Collected data:

::::

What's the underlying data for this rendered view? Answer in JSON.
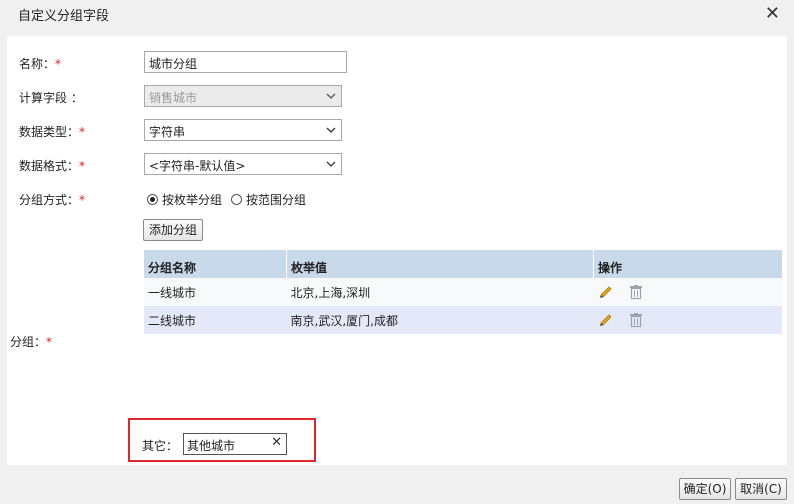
{
  "dialog": {
    "title": "自定义分组字段",
    "close_glyph": "✕"
  },
  "form": {
    "name": {
      "label": "名称：",
      "required": "*",
      "value": "城市分组"
    },
    "calc_field": {
      "label": "计算字段 ：",
      "value": "销售城市"
    },
    "data_type": {
      "label": "数据类型：",
      "required": "*",
      "value": "字符串"
    },
    "data_format": {
      "label": "数据格式：",
      "required": "*",
      "value": "<字符串-默认值>"
    },
    "group_mode": {
      "label": "分组方式：",
      "required": "*",
      "options": [
        {
          "label": "按枚举分组",
          "selected": true
        },
        {
          "label": "按范围分组",
          "selected": false
        }
      ]
    },
    "add_group_label": "添加分组",
    "groups_label": "分组：",
    "groups_required": "*",
    "table": {
      "headers": [
        "分组名称",
        "枚举值",
        "操作"
      ],
      "rows": [
        {
          "name": "一线城市",
          "values": "北京,上海,深圳"
        },
        {
          "name": "二线城市",
          "values": "南京,武汉,厦门,成都"
        }
      ]
    },
    "other": {
      "label": "其它：",
      "value": "其他城市",
      "clear_glyph": "✕"
    }
  },
  "footer": {
    "ok_label": "确定(O)",
    "cancel_label": "取消(C)"
  },
  "icons": {
    "edit": "pencil-icon",
    "delete": "trash-icon",
    "dropdown": "chevron-down-icon"
  },
  "colors": {
    "required": "#e02020",
    "table_header": "#c8d9ea",
    "row_alt": "#e3e9f8",
    "highlight_box": "#e0262e",
    "edit_icon": "#e8a317"
  }
}
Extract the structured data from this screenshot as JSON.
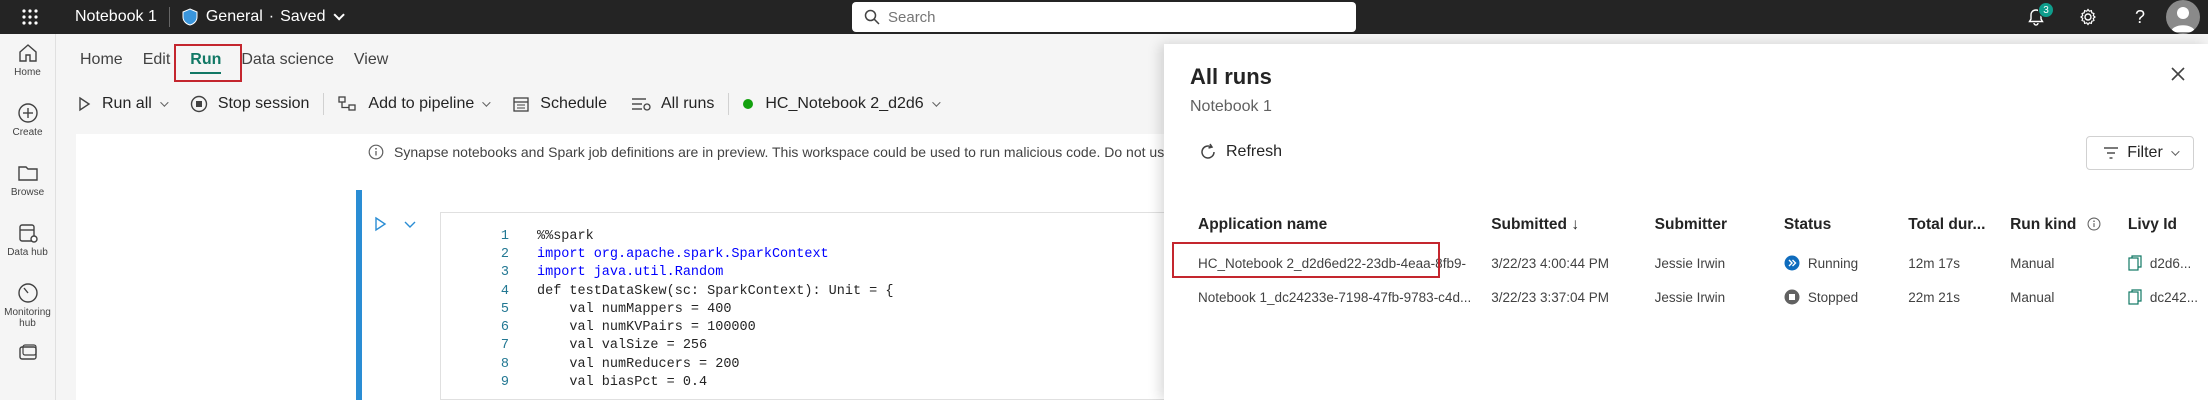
{
  "topbar": {
    "notebook_title": "Notebook 1",
    "workspace": "General",
    "dot": "·",
    "saved": "Saved",
    "search_placeholder": "Search",
    "notification_count": "3",
    "help_symbol": "?"
  },
  "nav": {
    "items": [
      {
        "label": "Home"
      },
      {
        "label": "Create"
      },
      {
        "label": "Browse"
      },
      {
        "label": "Data hub"
      },
      {
        "label": "Monitoring hub"
      }
    ]
  },
  "menu_tabs": [
    "Home",
    "Edit",
    "Run",
    "Data science",
    "View"
  ],
  "toolbar": {
    "run_all": "Run all",
    "stop_session": "Stop session",
    "add_to_pipeline": "Add to pipeline",
    "schedule": "Schedule",
    "all_runs": "All runs",
    "session_name": "HC_Notebook 2_d2d6"
  },
  "notice": "Synapse notebooks and Spark job definitions are in preview. This workspace could be used to run malicious code. Do not use this work",
  "code": {
    "line_numbers": [
      "1",
      "2",
      "3",
      "4",
      "5",
      "6",
      "7",
      "8",
      "9"
    ],
    "lines": [
      "%%spark",
      "import org.apache.spark.SparkContext",
      "import java.util.Random",
      "def testDataSkew(sc: SparkContext): Unit = {",
      "    val numMappers = 400",
      "    val numKVPairs = 100000",
      "    val valSize = 256",
      "    val numReducers = 200",
      "    val biasPct = 0.4"
    ]
  },
  "panel": {
    "title": "All runs",
    "subtitle": "Notebook 1",
    "refresh": "Refresh",
    "filter": "Filter",
    "columns": [
      "Application name",
      "Submitted",
      "Submitter",
      "Status",
      "Total dur...",
      "Run kind",
      "Livy Id"
    ],
    "sort_arrow": "↓",
    "rows": [
      {
        "app": "HC_Notebook 2_d2d6ed22-23db-4eaa-8fb9-",
        "submitted": "3/22/23 4:00:44 PM",
        "submitter": "Jessie Irwin",
        "status": "Running",
        "duration": "12m 17s",
        "kind": "Manual",
        "livy": "d2d6..."
      },
      {
        "app": "Notebook 1_dc24233e-7198-47fb-9783-c4d...",
        "submitted": "3/22/23 3:37:04 PM",
        "submitter": "Jessie Irwin",
        "status": "Stopped",
        "duration": "22m 21s",
        "kind": "Manual",
        "livy": "dc242..."
      }
    ]
  },
  "colors": {
    "accent": "#117865",
    "highlight_box": "#c4262e",
    "running": "#0f6cbd",
    "cell_bar": "#2a8dd4"
  }
}
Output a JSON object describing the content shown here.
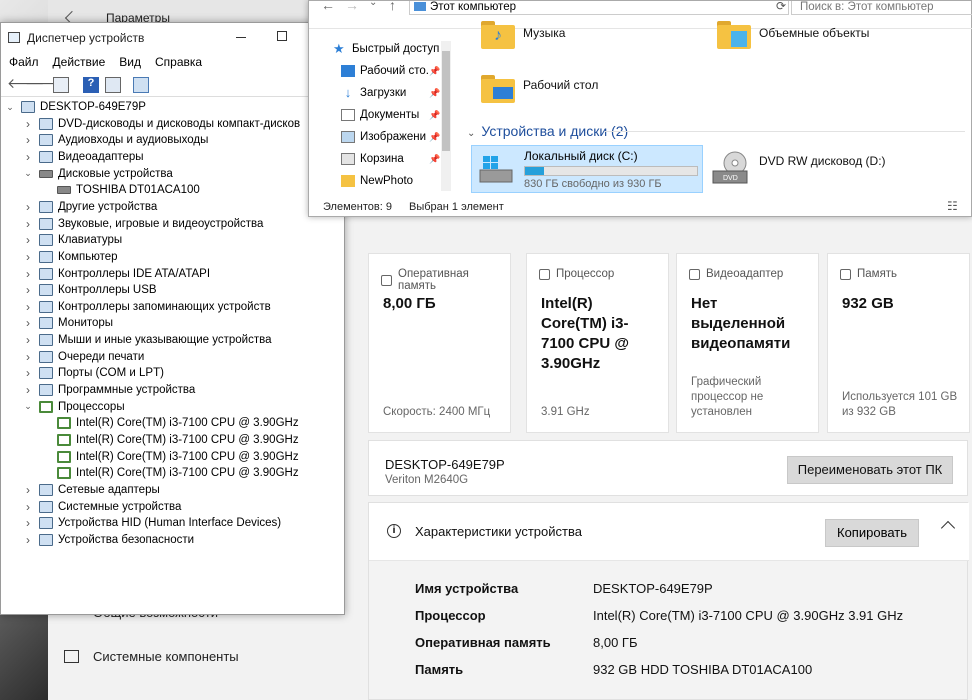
{
  "settings": {
    "title": "Параметры",
    "cards": [
      {
        "header": "Оперативная память",
        "value": "8,00 ГБ",
        "footer": "Скорость: 2400 МГц"
      },
      {
        "header": "Процессор",
        "value": "Intel(R) Core(TM) i3-7100 CPU @ 3.90GHz",
        "footer": "3.91 GHz"
      },
      {
        "header": "Видеоадаптер",
        "value": "Нет выделенной видеопамяти",
        "footer": "Графический процессор не установлен"
      },
      {
        "header": "Память",
        "value": "932 GB",
        "footer": "Используется 101 GB из 932 GB"
      }
    ],
    "pc_name": "DESKTOP-649E79P",
    "pc_model": "Veriton M2640G",
    "rename_button": "Переименовать этот ПК",
    "specs_title": "Характеристики устройства",
    "copy_button": "Копировать",
    "specs": [
      {
        "key": "Имя устройства",
        "value": "DESKTOP-649E79P"
      },
      {
        "key": "Процессор",
        "value": "Intel(R) Core(TM) i3-7100 CPU @ 3.90GHz   3.91 GHz"
      },
      {
        "key": "Оперативная память",
        "value": "8,00 ГБ"
      },
      {
        "key": "Память",
        "value": "932 GB HDD TOSHIBA DT01ACA100"
      }
    ],
    "left_nav": [
      {
        "label": "Общие возможности"
      },
      {
        "label": "Системные компоненты"
      }
    ]
  },
  "devmgr": {
    "title": "Диспетчер устройств",
    "menu": [
      "Файл",
      "Действие",
      "Вид",
      "Справка"
    ],
    "tree": [
      {
        "label": "DESKTOP-649E79P",
        "level": 0,
        "expand": "down",
        "icon": "computer-icon"
      },
      {
        "label": "DVD-дисководы и дисководы компакт-дисков",
        "level": 1,
        "expand": "right",
        "icon": "dvd-drive-icon"
      },
      {
        "label": "Аудиовходы и аудиовыходы",
        "level": 1,
        "expand": "right",
        "icon": "audio-icon"
      },
      {
        "label": "Видеоадаптеры",
        "level": 1,
        "expand": "right",
        "icon": "display-adapter-icon"
      },
      {
        "label": "Дисковые устройства",
        "level": 1,
        "expand": "down",
        "icon": "disk-icon"
      },
      {
        "label": "TOSHIBA DT01ACA100",
        "level": 2,
        "expand": "",
        "icon": "disk-icon"
      },
      {
        "label": "Другие устройства",
        "level": 1,
        "expand": "right",
        "icon": "unknown-device-icon"
      },
      {
        "label": "Звуковые, игровые и видеоустройства",
        "level": 1,
        "expand": "right",
        "icon": "speaker-icon"
      },
      {
        "label": "Клавиатуры",
        "level": 1,
        "expand": "right",
        "icon": "keyboard-icon"
      },
      {
        "label": "Компьютер",
        "level": 1,
        "expand": "right",
        "icon": "computer-icon"
      },
      {
        "label": "Контроллеры IDE ATA/ATAPI",
        "level": 1,
        "expand": "right",
        "icon": "ide-controller-icon"
      },
      {
        "label": "Контроллеры USB",
        "level": 1,
        "expand": "right",
        "icon": "usb-icon"
      },
      {
        "label": "Контроллеры запоминающих устройств",
        "level": 1,
        "expand": "right",
        "icon": "storage-controller-icon"
      },
      {
        "label": "Мониторы",
        "level": 1,
        "expand": "right",
        "icon": "monitor-icon"
      },
      {
        "label": "Мыши и иные указывающие устройства",
        "level": 1,
        "expand": "right",
        "icon": "mouse-icon"
      },
      {
        "label": "Очереди печати",
        "level": 1,
        "expand": "right",
        "icon": "printer-icon"
      },
      {
        "label": "Порты (COM и LPT)",
        "level": 1,
        "expand": "right",
        "icon": "port-icon"
      },
      {
        "label": "Программные устройства",
        "level": 1,
        "expand": "right",
        "icon": "software-device-icon"
      },
      {
        "label": "Процессоры",
        "level": 1,
        "expand": "down",
        "icon": "cpu-icon"
      },
      {
        "label": "Intel(R) Core(TM) i3-7100 CPU @ 3.90GHz",
        "level": 2,
        "expand": "",
        "icon": "cpu-icon"
      },
      {
        "label": "Intel(R) Core(TM) i3-7100 CPU @ 3.90GHz",
        "level": 2,
        "expand": "",
        "icon": "cpu-icon"
      },
      {
        "label": "Intel(R) Core(TM) i3-7100 CPU @ 3.90GHz",
        "level": 2,
        "expand": "",
        "icon": "cpu-icon"
      },
      {
        "label": "Intel(R) Core(TM) i3-7100 CPU @ 3.90GHz",
        "level": 2,
        "expand": "",
        "icon": "cpu-icon"
      },
      {
        "label": "Сетевые адаптеры",
        "level": 1,
        "expand": "right",
        "icon": "network-adapter-icon"
      },
      {
        "label": "Системные устройства",
        "level": 1,
        "expand": "right",
        "icon": "system-device-icon"
      },
      {
        "label": "Устройства HID (Human Interface Devices)",
        "level": 1,
        "expand": "right",
        "icon": "hid-icon"
      },
      {
        "label": "Устройства безопасности",
        "level": 1,
        "expand": "right",
        "icon": "security-device-icon"
      }
    ]
  },
  "explorer": {
    "path": "Этот компьютер",
    "search_placeholder": "Поиск в: Этот компьютер",
    "nav": [
      {
        "label": "Быстрый доступ",
        "pinned": false
      },
      {
        "label": "Рабочий сто.",
        "pinned": true
      },
      {
        "label": "Загрузки",
        "pinned": true
      },
      {
        "label": "Документы",
        "pinned": true
      },
      {
        "label": "Изображени",
        "pinned": true
      },
      {
        "label": "Корзина",
        "pinned": true
      },
      {
        "label": "NewPhoto",
        "pinned": false
      }
    ],
    "folders": [
      {
        "label": "Музыка"
      },
      {
        "label": "Объемные объекты"
      },
      {
        "label": "Рабочий стол"
      }
    ],
    "group_title": "Устройства и диски (2)",
    "drive_c": {
      "label": "Локальный диск (C:)",
      "free": "830 ГБ свободно из 930 ГБ",
      "used_fraction": 0.11
    },
    "drive_d": {
      "label": "DVD RW дисковод (D:)"
    },
    "status_items": "Элементов: 9",
    "status_selected": "Выбран 1 элемент"
  }
}
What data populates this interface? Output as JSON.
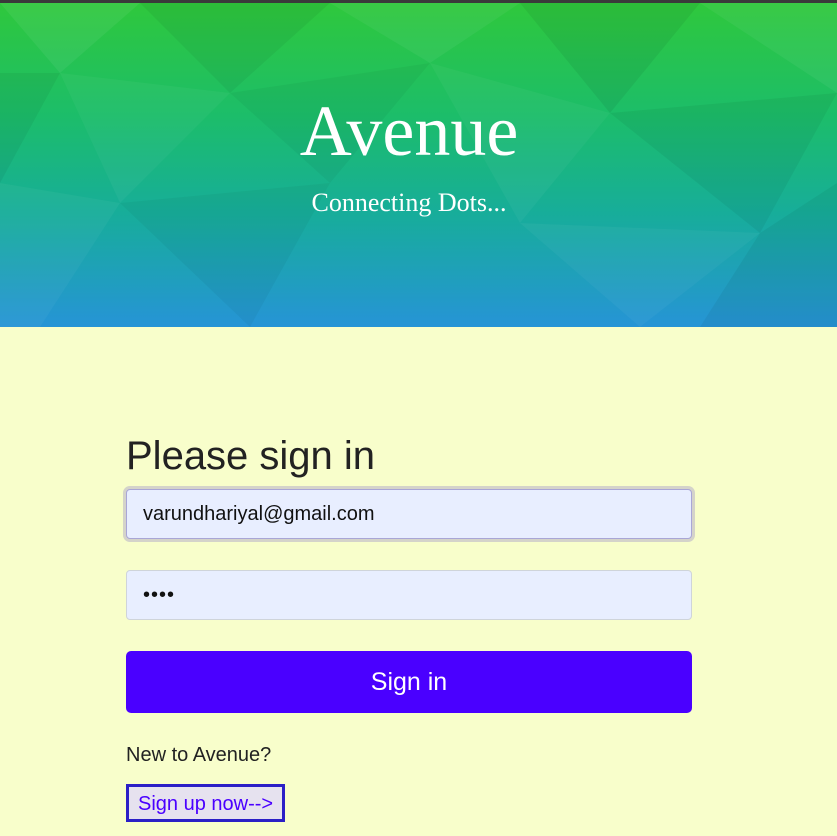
{
  "hero": {
    "title": "Avenue",
    "subtitle": "Connecting Dots..."
  },
  "signin": {
    "heading": "Please sign in",
    "email_value": "varundhariyal@gmail.com",
    "password_value": "••••",
    "submit_label": "Sign in",
    "new_user_text": "New to Avenue?",
    "signup_link_label": "Sign up now-->"
  },
  "colors": {
    "background": "#f8fecb",
    "accent": "#4a00ff",
    "hero_top": "#2fc83c",
    "hero_bottom": "#2694d6"
  }
}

::::

Tally the lines above containing "this". Answer with the count only.

4